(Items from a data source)
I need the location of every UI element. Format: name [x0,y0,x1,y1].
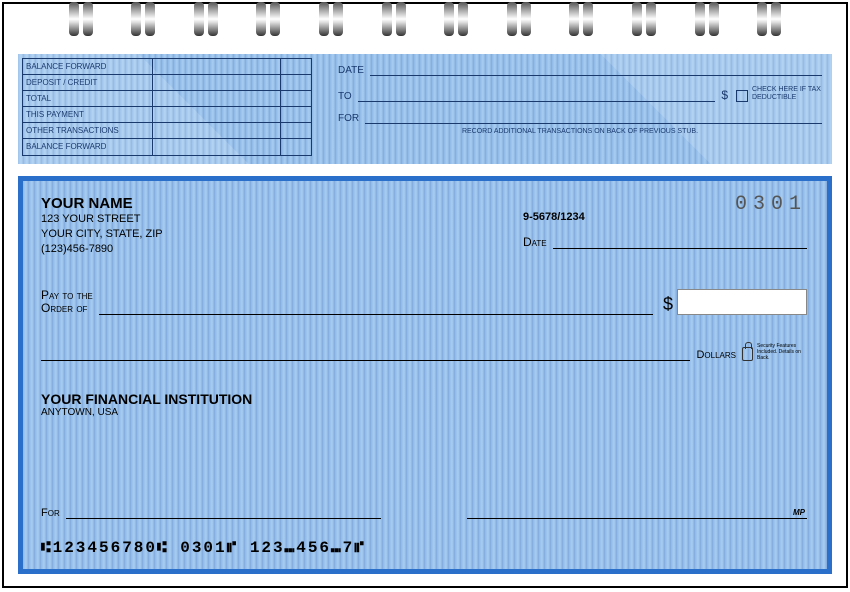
memo-field[interactable] [66,518,381,519]
stub-to-field[interactable] [358,90,716,102]
stub-to-label: TO [338,91,352,102]
check-document: BALANCE FORWARD DEPOSIT / CREDIT TOTAL T… [2,2,848,588]
dollars-label: Dollars [696,349,736,361]
payer-street: 123 YOUR STREET [41,212,809,227]
signature-line[interactable] [467,518,807,519]
ledger-label: BALANCE FORWARD [23,139,153,155]
date-label: Date [523,235,547,249]
check-stub: BALANCE FORWARD DEPOSIT / CREDIT TOTAL T… [18,54,832,164]
stub-for-label: FOR [338,113,359,124]
ledger-label: DEPOSIT / CREDIT [23,75,153,90]
date-field[interactable] [553,237,807,249]
stub-ledger: BALANCE FORWARD DEPOSIT / CREDIT TOTAL T… [22,58,312,156]
ledger-label: OTHER TRANSACTIONS [23,123,153,138]
dollar-sign: $ [663,294,673,315]
ledger-cell[interactable] [153,59,281,74]
payer-name: YOUR NAME [41,195,809,212]
dollar-sign: $ [721,88,728,102]
payee-field[interactable] [99,314,653,315]
stub-note: RECORD ADDITIONAL TRANSACTIONS ON BACK O… [338,128,822,135]
tax-label: CHECK HERE IF TAX DEDUCTIBLE [752,86,822,102]
stub-date-field[interactable] [370,64,822,76]
stub-for-field[interactable] [365,112,822,124]
pay-to-label: Pay to theOrder of [41,289,93,315]
ledger-label: THIS PAYMENT [23,107,153,122]
ledger-label: TOTAL [23,91,153,106]
check-body: YOUR NAME 123 YOUR STREET YOUR CITY, STA… [18,176,832,574]
bank-name: YOUR FINANCIAL INSTITUTION [41,391,252,407]
micr-line: ⑆123456780⑆ 0301⑈ 123⑉456⑉7⑈ [41,539,366,557]
check-number: 0301 [735,193,807,216]
stub-date-label: DATE [338,65,364,76]
bank-block: YOUR FINANCIAL INSTITUTION ANYTOWN, USA [41,391,252,418]
mp-mark: MP [793,508,805,517]
bank-city: ANYTOWN, USA [41,407,252,418]
amount-box[interactable] [677,289,807,315]
security-text: Security Features Included. Details on B… [757,343,807,361]
ledger-label: BALANCE FORWARD [23,59,153,74]
amount-words-field[interactable] [41,360,690,361]
for-label: For [41,507,60,519]
lock-icon [742,347,753,361]
tax-deductible-checkbox[interactable] [736,90,748,102]
spiral-binding [4,0,846,46]
routing-fraction: 9-5678/1234 [523,211,585,223]
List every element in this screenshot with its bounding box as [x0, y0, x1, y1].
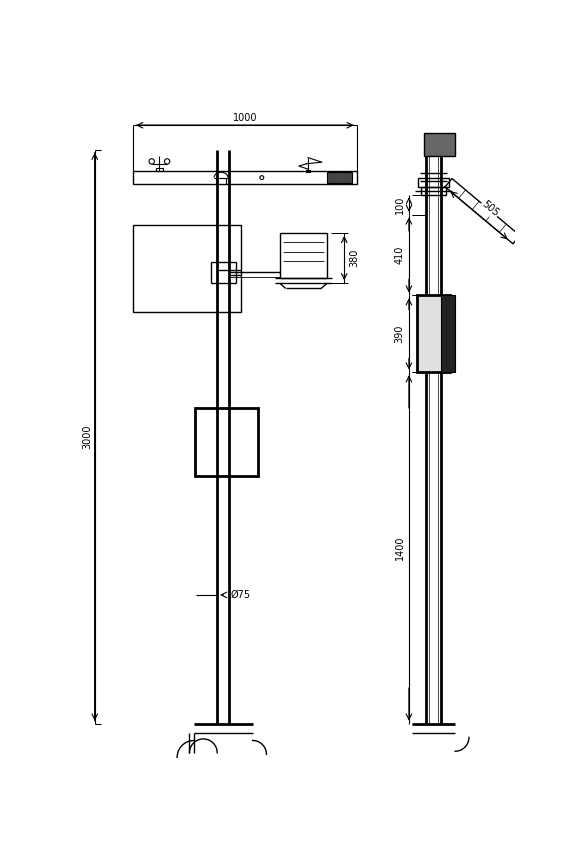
- Bar: [417, 295, 451, 372]
- Bar: [133, 171, 356, 184]
- Text: Ø75: Ø75: [231, 590, 251, 600]
- Bar: [306, 170, 311, 172]
- Text: 410: 410: [395, 245, 405, 264]
- Text: 3000: 3000: [82, 424, 92, 449]
- Bar: [421, 187, 446, 194]
- Text: 390: 390: [395, 325, 405, 343]
- Bar: [418, 178, 449, 187]
- Text: 1000: 1000: [232, 113, 257, 124]
- Bar: [195, 408, 258, 475]
- Bar: [280, 233, 327, 277]
- Text: 505: 505: [479, 200, 500, 219]
- Text: 380: 380: [349, 249, 359, 267]
- Text: 100: 100: [395, 195, 405, 213]
- Bar: [133, 226, 241, 312]
- Text: 1400: 1400: [395, 536, 405, 560]
- Bar: [441, 295, 455, 372]
- Bar: [424, 133, 455, 156]
- Bar: [156, 168, 162, 171]
- Bar: [327, 172, 352, 183]
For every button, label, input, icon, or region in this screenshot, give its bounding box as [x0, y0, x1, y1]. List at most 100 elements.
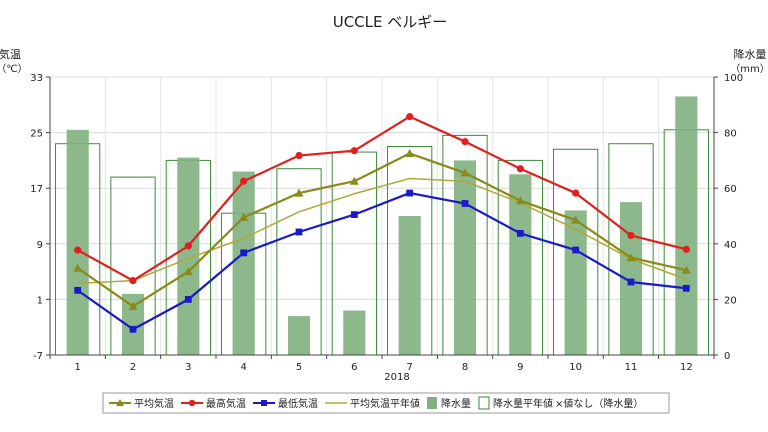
min-temp-point — [129, 325, 137, 333]
max-temp-legend-label: 最高気温 — [206, 397, 246, 410]
avg-temp-legend-label: 平均気温 — [134, 397, 174, 410]
left-tick-label: 33 — [30, 73, 43, 84]
x-tick-label: 9 — [517, 362, 523, 373]
min-temp-line — [77, 191, 687, 331]
precip-normal-legend-swatch — [478, 396, 490, 410]
precip-bar — [509, 174, 532, 355]
left-tick-label: 1 — [37, 295, 43, 306]
max-temp-point — [516, 165, 524, 173]
avg-temp-point — [405, 148, 415, 157]
min-temp-point — [682, 284, 690, 292]
left-tick-label: 25 — [30, 129, 43, 140]
x-tick-label: 6 — [351, 362, 357, 373]
x-tick-label: 11 — [625, 362, 638, 373]
avg-temp-point — [294, 188, 304, 197]
max-temp-line — [77, 115, 687, 282]
legend: 平均気温 最高気温 最低気温 平均気温平年値 降水量 降水量平年値 ×値なし（降水量） — [102, 392, 670, 414]
left-axis-unit: （℃） — [0, 63, 28, 75]
x-tick-label: 12 — [680, 362, 693, 373]
avg-temp-point — [183, 267, 193, 276]
precip-legend-label: 降水量 — [441, 397, 471, 410]
max-temp-point — [682, 245, 690, 253]
avg-temp-line — [77, 152, 687, 308]
min-temp-point — [74, 286, 82, 294]
left-tick-label: 9 — [37, 240, 43, 251]
precip-bar — [675, 96, 698, 356]
avg-temp-point — [681, 265, 691, 274]
x-tick-label: 7 — [406, 362, 412, 373]
right-tick-label: 60 — [724, 184, 737, 195]
min-temp-point — [406, 189, 414, 197]
max-temp-point — [295, 151, 303, 160]
precip-bar — [287, 316, 311, 355]
min-temp-point — [240, 249, 248, 257]
min-temp-point — [461, 200, 469, 207]
max-temp-point — [406, 113, 414, 121]
right-axis-label: 降水量 — [734, 47, 767, 61]
min-temp-point — [350, 211, 358, 219]
precip-normal-legend-label: 降水量平年値 — [493, 397, 553, 410]
legend-box — [102, 392, 670, 414]
avg-temp-point — [349, 176, 359, 185]
max-temp-legend-marker — [188, 399, 196, 407]
x-tick-label: 3 — [185, 362, 191, 373]
grid — [49, 76, 715, 356]
max-temp-point — [461, 138, 469, 146]
x-tick-label: 5 — [296, 362, 302, 373]
avg-temp-point — [626, 253, 636, 262]
precip-bar — [398, 216, 421, 355]
avg-temp-point — [460, 168, 470, 177]
right-tick-label: 20 — [724, 295, 737, 306]
avg-temp-point — [239, 212, 249, 221]
precipitation-bars — [55, 96, 709, 356]
max-temp-point — [129, 277, 137, 285]
precip-bar — [232, 171, 255, 355]
left-tick-label: 17 — [30, 184, 43, 195]
right-tick-label: 100 — [724, 73, 743, 84]
min-temp-legend-marker — [261, 400, 267, 406]
precip-bar — [66, 129, 89, 355]
avg-temp-point — [73, 263, 83, 272]
max-temp-point — [74, 246, 82, 254]
precip-bar — [177, 157, 200, 355]
min-temp-point — [627, 278, 635, 286]
max-temp-point — [184, 242, 192, 250]
precip-bar — [343, 310, 366, 355]
max-temp-point — [350, 147, 358, 155]
avg-temp-normal-line — [77, 177, 687, 285]
min-temp-point — [516, 229, 524, 237]
min-temp-legend-label: 最低気温 — [278, 397, 318, 410]
right-tick-label: 0 — [724, 351, 730, 362]
max-temp-point — [240, 177, 248, 185]
x-axis-label: 2018 — [384, 372, 409, 383]
left-axis-label: 気温 — [0, 47, 21, 61]
min-temp-point — [184, 296, 192, 303]
right-axis-unit: （mm） — [730, 63, 768, 75]
precip-bar — [619, 202, 643, 355]
avg-temp-legend-marker — [116, 399, 124, 406]
left-tick-label: -7 — [33, 351, 43, 362]
avg-temp-normal-legend-label: 平均気温平年値 — [350, 397, 420, 410]
max-temp-point — [627, 231, 635, 240]
min-temp-point — [572, 246, 580, 254]
precip-bar — [564, 210, 587, 355]
precip-legend-swatch — [427, 397, 437, 409]
chart-title: UCCLE ベルギー — [333, 13, 448, 31]
max-temp-point — [572, 189, 580, 197]
x-tick-label: 2 — [130, 362, 136, 373]
avg-temp-point — [515, 196, 525, 205]
precip-bar — [121, 293, 145, 355]
avg-temp-point — [128, 301, 138, 310]
right-tick-label: 80 — [724, 129, 737, 140]
avg-temp-point — [571, 215, 581, 224]
temperature-lines — [73, 113, 691, 333]
missing-value-note: ×値なし（降水量） — [555, 397, 643, 410]
x-tick-label: 4 — [240, 362, 246, 373]
x-tick-label: 10 — [569, 362, 582, 373]
precip-bar — [453, 160, 477, 355]
right-tick-label: 40 — [724, 240, 737, 251]
x-tick-label: 1 — [74, 362, 80, 373]
x-tick-label: 8 — [462, 362, 468, 373]
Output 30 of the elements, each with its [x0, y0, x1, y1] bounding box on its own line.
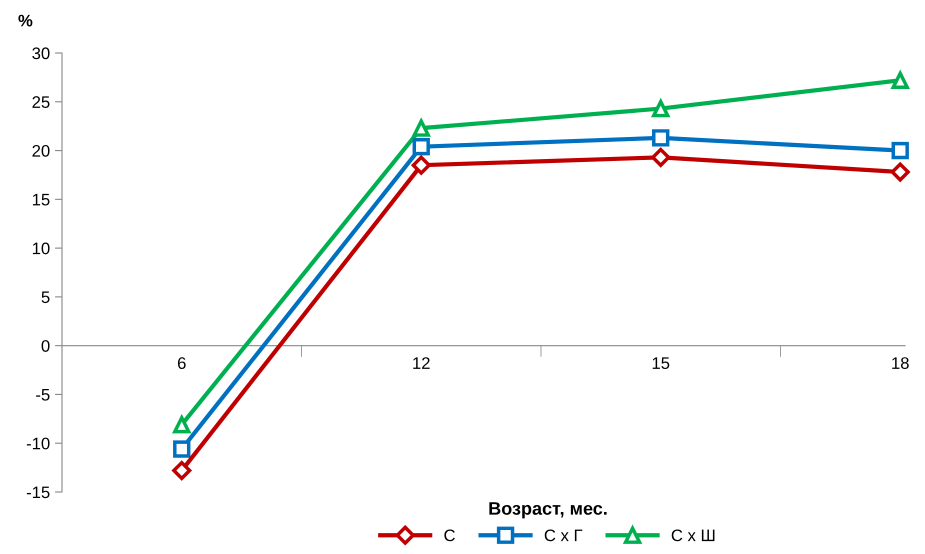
- y-tick-label: 5: [42, 291, 50, 304]
- point: [892, 142, 909, 160]
- y-tick-label: 15: [32, 194, 50, 206]
- y-tick-label: 30: [32, 47, 50, 60]
- point: [652, 100, 670, 118]
- x-tick-label: 6: [178, 357, 186, 370]
- y-tick-label: -10: [26, 438, 50, 450]
- y-tick-label: 25: [32, 96, 50, 108]
- point: [412, 119, 430, 137]
- point: [890, 162, 910, 182]
- point: [173, 440, 190, 458]
- point: [651, 148, 670, 167]
- point: [412, 156, 431, 175]
- y-tick-label: 10: [32, 242, 50, 254]
- x-tick-label: 12: [413, 357, 430, 369]
- x-axis-title: Возраст, мес.: [489, 502, 607, 518]
- legend-label: С: [444, 529, 455, 542]
- legend-label: С х Ш: [672, 529, 714, 542]
- legend-label: С х Г: [544, 529, 582, 542]
- point: [172, 460, 192, 480]
- x-tick-label: 18: [892, 357, 909, 370]
- y-tick-label: -15: [26, 486, 50, 498]
- y-tick-label: -5: [36, 389, 50, 401]
- y-axis-title: %: [18, 14, 32, 26]
- y-tick-label: 0: [42, 340, 50, 352]
- point: [412, 138, 430, 156]
- point: [892, 72, 909, 89]
- y-tick-label: 20: [32, 144, 50, 157]
- point: [652, 129, 670, 147]
- x-tick-label: 15: [652, 357, 670, 370]
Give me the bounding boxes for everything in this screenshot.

▸ **Problem to work on**
Can you output the lines starting at the one containing "memo-field[interactable] [66,518,381,519]" and ending at the one containing "signature-line[interactable] [467,518,807,519]", reproduced word for word?

▸ **Answer to this problem**
memo-field[interactable] [66,518,381,519]
stub-to-field[interactable] [358,90,716,102]
stub-to-label: TO [338,91,352,102]
check-document: BALANCE FORWARD DEPOSIT / CREDIT TOTAL T… [2,2,848,588]
dollars-label: Dollars [696,349,736,361]
payer-street: 123 YOUR STREET [41,212,809,227]
signature-line[interactable] [467,518,807,519]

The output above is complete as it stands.